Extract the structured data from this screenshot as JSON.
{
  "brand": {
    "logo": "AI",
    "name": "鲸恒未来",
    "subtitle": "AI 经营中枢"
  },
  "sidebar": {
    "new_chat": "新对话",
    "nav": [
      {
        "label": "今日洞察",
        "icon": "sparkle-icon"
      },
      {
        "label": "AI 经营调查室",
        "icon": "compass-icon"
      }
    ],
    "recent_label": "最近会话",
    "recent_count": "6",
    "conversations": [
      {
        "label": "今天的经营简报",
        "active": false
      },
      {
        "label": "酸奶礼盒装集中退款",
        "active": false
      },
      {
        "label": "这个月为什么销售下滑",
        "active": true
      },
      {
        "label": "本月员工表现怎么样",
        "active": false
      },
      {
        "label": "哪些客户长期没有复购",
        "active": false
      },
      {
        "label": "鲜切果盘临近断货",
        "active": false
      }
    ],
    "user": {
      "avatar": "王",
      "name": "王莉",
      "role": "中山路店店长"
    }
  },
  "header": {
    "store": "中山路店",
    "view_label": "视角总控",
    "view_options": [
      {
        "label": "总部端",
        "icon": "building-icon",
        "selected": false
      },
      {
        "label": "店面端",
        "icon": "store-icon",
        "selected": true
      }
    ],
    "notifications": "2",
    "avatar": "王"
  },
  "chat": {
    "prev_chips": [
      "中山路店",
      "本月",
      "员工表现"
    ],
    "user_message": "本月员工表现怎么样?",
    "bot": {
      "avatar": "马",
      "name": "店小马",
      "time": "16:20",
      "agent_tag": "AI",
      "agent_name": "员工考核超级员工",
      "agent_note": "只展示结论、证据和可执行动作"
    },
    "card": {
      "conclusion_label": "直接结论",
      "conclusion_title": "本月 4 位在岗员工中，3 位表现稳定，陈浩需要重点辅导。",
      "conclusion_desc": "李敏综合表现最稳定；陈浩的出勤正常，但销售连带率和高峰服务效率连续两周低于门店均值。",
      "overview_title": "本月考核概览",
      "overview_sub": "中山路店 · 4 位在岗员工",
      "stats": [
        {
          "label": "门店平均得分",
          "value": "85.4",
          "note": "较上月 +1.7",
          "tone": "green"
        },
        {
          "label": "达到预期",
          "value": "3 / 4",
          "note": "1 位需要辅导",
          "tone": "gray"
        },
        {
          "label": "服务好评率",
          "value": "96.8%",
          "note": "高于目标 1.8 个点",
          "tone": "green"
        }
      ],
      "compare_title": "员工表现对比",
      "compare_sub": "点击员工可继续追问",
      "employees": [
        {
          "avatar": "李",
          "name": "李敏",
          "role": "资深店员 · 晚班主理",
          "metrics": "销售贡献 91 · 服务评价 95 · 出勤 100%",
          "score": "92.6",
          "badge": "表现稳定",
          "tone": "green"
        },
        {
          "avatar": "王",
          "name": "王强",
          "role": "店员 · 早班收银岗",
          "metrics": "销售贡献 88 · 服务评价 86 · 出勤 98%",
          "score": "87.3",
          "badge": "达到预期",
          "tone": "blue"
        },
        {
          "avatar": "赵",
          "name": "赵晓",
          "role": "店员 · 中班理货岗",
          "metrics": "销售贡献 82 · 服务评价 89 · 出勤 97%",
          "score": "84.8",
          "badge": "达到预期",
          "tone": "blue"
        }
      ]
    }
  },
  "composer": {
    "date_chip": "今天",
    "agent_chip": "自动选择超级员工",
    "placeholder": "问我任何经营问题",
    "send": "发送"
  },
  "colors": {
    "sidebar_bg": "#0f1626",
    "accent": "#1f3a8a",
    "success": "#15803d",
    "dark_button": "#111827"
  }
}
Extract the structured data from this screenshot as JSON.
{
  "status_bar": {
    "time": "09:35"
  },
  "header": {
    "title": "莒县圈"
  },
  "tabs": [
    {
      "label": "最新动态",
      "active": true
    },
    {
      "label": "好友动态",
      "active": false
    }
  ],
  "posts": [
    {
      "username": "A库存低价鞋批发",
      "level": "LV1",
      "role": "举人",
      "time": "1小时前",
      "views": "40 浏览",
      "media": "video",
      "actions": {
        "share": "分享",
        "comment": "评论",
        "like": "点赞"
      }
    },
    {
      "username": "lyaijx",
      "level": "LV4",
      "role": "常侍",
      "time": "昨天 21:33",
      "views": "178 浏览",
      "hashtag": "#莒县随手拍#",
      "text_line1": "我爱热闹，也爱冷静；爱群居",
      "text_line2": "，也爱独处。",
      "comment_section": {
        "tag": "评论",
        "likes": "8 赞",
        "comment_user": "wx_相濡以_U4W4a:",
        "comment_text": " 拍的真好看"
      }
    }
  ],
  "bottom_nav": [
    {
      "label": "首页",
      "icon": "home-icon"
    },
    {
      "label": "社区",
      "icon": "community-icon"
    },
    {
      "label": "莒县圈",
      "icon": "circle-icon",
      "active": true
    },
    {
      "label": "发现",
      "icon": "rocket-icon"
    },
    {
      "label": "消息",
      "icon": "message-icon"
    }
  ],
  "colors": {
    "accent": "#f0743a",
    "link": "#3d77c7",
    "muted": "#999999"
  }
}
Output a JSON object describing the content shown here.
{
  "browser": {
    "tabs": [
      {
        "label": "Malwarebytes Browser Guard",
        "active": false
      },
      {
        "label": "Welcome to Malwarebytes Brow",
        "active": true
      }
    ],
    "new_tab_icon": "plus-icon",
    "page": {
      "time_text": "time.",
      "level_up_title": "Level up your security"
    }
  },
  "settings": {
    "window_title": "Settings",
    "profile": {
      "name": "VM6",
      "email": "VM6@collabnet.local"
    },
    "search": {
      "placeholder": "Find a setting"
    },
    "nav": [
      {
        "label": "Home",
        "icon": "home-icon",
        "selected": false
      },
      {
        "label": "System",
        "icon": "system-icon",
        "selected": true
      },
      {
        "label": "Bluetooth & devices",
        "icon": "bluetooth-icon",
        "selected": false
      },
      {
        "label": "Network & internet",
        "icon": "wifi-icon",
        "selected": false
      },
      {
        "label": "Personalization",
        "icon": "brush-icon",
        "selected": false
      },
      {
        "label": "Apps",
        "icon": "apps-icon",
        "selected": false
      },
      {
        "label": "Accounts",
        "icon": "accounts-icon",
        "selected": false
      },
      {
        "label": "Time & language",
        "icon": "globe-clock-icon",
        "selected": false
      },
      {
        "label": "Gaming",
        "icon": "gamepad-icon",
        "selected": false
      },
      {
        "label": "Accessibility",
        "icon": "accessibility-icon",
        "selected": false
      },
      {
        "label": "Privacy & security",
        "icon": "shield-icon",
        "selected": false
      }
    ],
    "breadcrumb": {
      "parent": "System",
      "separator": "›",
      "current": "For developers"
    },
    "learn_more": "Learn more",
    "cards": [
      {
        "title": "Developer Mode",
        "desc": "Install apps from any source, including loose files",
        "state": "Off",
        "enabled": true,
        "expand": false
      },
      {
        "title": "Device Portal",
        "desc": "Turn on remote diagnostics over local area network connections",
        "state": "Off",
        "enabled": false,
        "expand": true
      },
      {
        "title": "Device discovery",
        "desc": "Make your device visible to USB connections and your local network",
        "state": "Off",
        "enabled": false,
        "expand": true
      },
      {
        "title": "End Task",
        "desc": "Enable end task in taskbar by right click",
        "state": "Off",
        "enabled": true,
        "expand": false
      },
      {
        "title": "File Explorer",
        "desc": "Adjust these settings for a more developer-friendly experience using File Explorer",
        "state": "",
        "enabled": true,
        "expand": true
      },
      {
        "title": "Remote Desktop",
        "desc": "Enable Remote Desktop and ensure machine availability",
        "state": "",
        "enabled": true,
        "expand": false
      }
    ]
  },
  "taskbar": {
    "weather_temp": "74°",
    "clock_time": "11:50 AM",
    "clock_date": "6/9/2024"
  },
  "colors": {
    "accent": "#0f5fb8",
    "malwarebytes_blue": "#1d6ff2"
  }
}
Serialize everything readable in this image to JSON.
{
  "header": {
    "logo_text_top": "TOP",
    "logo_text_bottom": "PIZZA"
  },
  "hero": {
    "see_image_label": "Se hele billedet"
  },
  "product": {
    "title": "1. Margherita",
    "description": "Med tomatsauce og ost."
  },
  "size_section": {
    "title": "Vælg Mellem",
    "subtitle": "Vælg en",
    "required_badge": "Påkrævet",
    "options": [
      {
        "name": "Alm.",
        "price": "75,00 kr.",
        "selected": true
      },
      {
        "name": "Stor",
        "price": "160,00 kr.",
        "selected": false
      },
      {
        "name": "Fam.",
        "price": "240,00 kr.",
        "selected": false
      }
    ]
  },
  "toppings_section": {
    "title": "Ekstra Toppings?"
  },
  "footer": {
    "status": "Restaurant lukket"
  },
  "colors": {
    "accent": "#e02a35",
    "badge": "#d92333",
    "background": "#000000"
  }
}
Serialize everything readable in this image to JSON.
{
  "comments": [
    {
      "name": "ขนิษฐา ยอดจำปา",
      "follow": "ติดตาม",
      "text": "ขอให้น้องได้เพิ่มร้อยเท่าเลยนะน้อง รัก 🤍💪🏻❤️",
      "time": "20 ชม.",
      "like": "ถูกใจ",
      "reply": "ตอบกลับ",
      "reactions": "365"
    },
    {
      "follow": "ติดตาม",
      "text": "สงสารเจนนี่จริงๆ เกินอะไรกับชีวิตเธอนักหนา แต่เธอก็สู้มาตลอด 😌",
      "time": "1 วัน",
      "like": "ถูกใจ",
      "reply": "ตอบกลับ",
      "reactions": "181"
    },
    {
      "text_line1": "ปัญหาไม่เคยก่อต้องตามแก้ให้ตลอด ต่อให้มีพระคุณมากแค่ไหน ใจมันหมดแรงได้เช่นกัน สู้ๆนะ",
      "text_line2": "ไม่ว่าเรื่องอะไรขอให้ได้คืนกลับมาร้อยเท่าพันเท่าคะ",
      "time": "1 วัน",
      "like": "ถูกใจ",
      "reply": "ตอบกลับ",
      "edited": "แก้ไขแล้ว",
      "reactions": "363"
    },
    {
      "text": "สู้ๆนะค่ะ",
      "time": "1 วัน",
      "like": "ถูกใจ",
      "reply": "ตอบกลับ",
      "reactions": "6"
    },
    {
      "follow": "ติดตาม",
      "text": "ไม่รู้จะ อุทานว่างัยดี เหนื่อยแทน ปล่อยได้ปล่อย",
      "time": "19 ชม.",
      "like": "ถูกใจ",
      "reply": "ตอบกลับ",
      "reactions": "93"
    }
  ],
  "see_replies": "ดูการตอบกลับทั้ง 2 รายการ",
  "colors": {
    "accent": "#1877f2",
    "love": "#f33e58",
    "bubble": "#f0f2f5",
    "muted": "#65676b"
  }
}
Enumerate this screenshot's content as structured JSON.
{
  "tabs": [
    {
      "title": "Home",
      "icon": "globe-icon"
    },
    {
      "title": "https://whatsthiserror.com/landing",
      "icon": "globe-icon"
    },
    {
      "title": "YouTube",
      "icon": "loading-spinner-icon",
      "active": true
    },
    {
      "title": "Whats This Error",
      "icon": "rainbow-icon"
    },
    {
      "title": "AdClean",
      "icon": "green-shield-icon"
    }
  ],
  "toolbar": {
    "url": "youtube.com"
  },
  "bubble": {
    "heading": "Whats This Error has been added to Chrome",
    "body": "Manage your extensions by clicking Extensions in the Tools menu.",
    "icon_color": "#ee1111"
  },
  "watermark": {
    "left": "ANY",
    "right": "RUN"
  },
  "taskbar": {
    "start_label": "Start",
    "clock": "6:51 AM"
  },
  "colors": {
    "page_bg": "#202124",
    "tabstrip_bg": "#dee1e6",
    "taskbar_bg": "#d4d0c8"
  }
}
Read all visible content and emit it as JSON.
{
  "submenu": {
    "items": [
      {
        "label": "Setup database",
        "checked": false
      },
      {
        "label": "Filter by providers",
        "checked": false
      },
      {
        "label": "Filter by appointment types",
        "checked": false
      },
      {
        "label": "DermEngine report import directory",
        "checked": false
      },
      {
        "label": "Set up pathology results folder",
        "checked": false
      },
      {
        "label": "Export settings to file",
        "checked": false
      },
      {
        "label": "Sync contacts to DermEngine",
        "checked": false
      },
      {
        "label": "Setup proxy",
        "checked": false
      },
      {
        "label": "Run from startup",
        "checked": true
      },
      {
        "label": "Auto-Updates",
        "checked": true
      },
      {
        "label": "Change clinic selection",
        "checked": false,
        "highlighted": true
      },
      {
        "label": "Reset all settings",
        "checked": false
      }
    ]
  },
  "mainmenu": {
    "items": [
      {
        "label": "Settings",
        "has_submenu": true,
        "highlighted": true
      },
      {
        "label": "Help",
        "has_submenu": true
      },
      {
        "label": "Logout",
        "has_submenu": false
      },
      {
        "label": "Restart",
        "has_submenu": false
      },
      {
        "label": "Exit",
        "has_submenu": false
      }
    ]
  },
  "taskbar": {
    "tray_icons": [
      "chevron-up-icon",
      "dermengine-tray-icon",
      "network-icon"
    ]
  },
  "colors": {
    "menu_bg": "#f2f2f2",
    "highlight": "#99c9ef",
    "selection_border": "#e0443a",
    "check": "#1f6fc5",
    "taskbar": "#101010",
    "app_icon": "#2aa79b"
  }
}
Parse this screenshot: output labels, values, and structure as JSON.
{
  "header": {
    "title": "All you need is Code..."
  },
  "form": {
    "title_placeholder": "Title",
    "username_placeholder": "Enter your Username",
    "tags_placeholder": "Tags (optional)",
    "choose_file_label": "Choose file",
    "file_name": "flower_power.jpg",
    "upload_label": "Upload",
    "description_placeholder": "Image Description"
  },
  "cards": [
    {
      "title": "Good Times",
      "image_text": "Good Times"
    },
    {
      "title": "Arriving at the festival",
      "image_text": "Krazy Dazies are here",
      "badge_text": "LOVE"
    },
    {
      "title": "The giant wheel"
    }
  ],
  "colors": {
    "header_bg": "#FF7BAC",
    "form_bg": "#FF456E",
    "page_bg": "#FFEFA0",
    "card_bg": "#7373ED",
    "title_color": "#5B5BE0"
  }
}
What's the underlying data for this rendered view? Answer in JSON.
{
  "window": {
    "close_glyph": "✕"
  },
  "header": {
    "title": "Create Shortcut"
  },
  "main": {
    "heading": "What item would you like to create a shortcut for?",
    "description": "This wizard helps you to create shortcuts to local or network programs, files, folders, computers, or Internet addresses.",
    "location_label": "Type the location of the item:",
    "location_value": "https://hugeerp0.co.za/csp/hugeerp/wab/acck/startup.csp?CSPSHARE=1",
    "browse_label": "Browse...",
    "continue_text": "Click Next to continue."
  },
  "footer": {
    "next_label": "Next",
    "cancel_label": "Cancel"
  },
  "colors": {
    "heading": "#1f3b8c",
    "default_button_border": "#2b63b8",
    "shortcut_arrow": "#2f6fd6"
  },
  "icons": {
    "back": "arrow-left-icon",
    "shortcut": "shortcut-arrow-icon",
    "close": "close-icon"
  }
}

────────────────

§ **Goal**:
Return exactly the lines from the line bearing "What's the underlying" to the end of the records, inclusive of both; include no other lines.

§ **Output**:
What's the underlying data for this rendered view? Answer in JSON.
{
  "window": {
    "close_glyph": "✕"
  },
  "header": {
    "title": "Create Shortcut"
  },
  "main": {
    "heading": "What item would you like to create a shortcut for?",
    "description": "This wizard helps you to create shortcuts to local or network programs, files, folders, computers, or Internet addresses.",
    "location_label": "Type the location of the item:",
    "location_value": "https://hugeerp0.co.za/csp/hugeerp/wab/acck/startup.csp?CSPSHARE=1",
    "browse_label": "Browse...",
    "continue_text": "Click Next to continue."
  },
  "footer": {
    "next_label": "Next",
    "cancel_label": "Cancel"
  },
  "colors": {
    "heading": "#1f3b8c",
    "default_button_border": "#2b63b8",
    "shortcut_arrow": "#2f6fd6"
  },
  "icons": {
    "back": "arrow-left-icon",
    "shortcut": "shortcut-arrow-icon",
    "close": "close-icon"
  }
}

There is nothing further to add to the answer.